PROVIDED DATA:

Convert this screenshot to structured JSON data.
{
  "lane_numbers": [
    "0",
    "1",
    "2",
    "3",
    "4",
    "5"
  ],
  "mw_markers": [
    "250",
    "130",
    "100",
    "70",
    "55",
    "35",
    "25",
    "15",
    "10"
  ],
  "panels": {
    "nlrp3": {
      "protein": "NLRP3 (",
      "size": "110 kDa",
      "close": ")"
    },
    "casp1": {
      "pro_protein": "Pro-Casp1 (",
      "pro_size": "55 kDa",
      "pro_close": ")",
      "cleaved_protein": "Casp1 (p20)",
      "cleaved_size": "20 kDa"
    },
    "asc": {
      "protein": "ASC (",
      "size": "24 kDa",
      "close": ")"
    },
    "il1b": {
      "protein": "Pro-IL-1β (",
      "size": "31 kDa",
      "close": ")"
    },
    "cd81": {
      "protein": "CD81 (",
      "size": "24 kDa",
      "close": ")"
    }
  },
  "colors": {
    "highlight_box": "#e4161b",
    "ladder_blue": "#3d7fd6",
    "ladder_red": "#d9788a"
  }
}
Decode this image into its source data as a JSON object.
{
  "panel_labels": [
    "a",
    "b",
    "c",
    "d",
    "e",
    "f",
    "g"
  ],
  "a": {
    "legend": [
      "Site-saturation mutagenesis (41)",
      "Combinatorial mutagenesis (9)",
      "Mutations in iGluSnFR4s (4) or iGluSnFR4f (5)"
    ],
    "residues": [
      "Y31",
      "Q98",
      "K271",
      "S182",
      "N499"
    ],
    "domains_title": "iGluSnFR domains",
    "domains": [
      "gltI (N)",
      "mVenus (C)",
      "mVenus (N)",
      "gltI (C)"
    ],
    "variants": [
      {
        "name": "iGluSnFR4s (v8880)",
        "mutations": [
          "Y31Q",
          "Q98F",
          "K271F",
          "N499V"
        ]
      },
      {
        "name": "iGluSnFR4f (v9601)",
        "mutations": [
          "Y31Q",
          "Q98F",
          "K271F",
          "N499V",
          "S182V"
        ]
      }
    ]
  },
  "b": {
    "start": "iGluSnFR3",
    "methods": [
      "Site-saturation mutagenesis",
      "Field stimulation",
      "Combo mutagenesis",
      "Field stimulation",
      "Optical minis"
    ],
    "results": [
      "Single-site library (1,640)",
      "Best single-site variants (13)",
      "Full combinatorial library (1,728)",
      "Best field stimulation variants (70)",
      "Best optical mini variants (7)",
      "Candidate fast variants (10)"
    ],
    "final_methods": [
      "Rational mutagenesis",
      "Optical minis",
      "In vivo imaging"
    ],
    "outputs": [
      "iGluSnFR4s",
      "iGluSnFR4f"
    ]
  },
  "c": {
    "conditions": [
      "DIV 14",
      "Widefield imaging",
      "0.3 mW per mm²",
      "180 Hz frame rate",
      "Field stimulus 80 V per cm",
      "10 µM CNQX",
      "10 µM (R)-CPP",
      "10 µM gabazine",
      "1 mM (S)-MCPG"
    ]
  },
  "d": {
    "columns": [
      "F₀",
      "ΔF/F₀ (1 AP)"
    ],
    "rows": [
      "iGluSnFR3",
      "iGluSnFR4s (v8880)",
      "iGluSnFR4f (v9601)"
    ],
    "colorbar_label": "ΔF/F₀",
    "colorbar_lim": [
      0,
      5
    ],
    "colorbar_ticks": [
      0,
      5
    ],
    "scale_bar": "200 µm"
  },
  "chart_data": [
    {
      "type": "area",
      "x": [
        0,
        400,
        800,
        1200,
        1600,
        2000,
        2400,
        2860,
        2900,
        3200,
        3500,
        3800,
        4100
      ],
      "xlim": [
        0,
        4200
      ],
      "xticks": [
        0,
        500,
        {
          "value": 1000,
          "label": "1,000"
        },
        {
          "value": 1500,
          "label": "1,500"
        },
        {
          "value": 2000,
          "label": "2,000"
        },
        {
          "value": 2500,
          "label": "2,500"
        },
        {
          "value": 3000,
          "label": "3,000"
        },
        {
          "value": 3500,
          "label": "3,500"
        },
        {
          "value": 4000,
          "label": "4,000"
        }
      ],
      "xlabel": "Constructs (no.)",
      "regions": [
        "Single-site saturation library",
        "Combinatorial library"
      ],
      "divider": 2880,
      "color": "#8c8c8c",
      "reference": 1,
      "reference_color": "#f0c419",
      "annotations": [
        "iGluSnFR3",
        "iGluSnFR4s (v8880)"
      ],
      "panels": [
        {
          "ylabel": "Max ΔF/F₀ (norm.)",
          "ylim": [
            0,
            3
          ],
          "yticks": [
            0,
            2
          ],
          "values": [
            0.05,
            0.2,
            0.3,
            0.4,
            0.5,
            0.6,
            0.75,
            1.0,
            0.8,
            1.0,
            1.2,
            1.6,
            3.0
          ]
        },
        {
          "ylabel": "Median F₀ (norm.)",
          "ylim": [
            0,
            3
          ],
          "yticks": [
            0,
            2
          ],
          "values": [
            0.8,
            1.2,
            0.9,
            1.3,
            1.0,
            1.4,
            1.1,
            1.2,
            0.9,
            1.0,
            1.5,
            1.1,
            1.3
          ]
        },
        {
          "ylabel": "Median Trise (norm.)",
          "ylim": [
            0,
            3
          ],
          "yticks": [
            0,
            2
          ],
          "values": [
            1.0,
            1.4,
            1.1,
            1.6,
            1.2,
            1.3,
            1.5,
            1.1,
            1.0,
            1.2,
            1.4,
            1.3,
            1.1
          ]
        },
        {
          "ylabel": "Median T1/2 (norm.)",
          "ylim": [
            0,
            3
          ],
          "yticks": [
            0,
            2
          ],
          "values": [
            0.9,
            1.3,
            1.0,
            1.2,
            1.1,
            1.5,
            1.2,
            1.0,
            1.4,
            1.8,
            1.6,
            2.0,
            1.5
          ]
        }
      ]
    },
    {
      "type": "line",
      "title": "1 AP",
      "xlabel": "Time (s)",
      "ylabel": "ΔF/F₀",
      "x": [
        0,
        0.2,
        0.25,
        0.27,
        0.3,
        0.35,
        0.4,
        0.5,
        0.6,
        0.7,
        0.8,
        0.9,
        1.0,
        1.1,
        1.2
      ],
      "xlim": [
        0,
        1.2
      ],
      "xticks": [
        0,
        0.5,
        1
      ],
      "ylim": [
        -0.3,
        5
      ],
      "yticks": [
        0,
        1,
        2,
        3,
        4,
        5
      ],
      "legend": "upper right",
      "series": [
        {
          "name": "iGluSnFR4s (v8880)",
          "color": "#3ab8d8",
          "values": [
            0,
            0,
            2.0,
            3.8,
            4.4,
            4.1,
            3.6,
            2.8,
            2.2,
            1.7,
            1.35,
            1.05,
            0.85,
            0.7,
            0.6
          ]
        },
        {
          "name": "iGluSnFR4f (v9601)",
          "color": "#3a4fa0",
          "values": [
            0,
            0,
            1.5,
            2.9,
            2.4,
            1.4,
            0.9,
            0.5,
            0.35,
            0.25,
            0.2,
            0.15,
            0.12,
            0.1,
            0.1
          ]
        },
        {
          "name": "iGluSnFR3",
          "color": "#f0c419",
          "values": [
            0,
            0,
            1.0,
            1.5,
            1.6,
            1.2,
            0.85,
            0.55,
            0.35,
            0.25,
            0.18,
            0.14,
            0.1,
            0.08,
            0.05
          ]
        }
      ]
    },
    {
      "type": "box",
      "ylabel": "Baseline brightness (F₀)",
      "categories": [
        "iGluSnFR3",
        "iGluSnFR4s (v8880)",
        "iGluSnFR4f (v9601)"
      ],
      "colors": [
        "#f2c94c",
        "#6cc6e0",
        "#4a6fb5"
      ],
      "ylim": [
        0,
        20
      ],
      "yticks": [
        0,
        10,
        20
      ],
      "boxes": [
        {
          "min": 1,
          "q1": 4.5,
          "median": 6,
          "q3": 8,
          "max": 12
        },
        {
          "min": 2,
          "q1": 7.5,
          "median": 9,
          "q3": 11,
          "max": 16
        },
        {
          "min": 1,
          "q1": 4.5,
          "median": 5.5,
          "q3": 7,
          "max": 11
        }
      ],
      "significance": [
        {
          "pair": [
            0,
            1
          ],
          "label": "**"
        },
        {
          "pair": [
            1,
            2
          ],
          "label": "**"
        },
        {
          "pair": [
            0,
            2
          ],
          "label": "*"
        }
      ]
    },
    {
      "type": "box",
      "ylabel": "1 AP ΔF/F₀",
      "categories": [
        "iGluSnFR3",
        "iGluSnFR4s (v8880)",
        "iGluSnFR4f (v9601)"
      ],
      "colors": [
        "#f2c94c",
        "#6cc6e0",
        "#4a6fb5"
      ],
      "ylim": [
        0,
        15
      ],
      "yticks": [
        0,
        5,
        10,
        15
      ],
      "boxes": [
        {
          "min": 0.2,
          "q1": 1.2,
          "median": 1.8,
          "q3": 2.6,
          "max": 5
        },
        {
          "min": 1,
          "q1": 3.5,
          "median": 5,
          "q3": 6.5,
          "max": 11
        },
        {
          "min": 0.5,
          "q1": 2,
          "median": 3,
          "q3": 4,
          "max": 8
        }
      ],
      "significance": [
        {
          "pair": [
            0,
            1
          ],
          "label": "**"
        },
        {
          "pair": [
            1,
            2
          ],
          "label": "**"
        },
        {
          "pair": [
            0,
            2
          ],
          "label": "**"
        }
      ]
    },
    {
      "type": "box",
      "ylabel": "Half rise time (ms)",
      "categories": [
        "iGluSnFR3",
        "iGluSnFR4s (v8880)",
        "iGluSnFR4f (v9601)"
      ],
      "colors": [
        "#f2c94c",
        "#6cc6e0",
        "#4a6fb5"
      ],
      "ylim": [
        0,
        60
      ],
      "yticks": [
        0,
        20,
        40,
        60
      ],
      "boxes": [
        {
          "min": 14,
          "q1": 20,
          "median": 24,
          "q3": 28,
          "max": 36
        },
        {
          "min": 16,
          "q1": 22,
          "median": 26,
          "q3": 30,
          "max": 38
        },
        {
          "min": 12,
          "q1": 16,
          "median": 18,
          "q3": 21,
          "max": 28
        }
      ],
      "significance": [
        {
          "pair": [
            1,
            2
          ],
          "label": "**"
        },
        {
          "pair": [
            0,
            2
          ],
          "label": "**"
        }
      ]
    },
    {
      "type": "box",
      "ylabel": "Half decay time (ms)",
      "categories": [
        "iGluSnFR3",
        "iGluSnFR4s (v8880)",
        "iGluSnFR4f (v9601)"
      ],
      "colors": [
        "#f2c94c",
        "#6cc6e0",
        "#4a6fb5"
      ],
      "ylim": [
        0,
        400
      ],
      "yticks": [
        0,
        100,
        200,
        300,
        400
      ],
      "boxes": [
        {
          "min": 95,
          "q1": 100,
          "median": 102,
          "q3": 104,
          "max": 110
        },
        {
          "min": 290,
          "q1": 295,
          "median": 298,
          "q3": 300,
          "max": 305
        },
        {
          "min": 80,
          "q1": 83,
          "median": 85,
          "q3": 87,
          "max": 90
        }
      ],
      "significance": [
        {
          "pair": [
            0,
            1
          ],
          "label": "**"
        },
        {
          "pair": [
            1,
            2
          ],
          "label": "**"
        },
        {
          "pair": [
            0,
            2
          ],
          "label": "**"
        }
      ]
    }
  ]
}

GOAL OF THE EXERCISE:
Each line of the data that holds the word "this" should be copied.

EXERCISE RESULT:
Convert this screenshot to structured JSON data.
Decode this image into its source data as a JSON object.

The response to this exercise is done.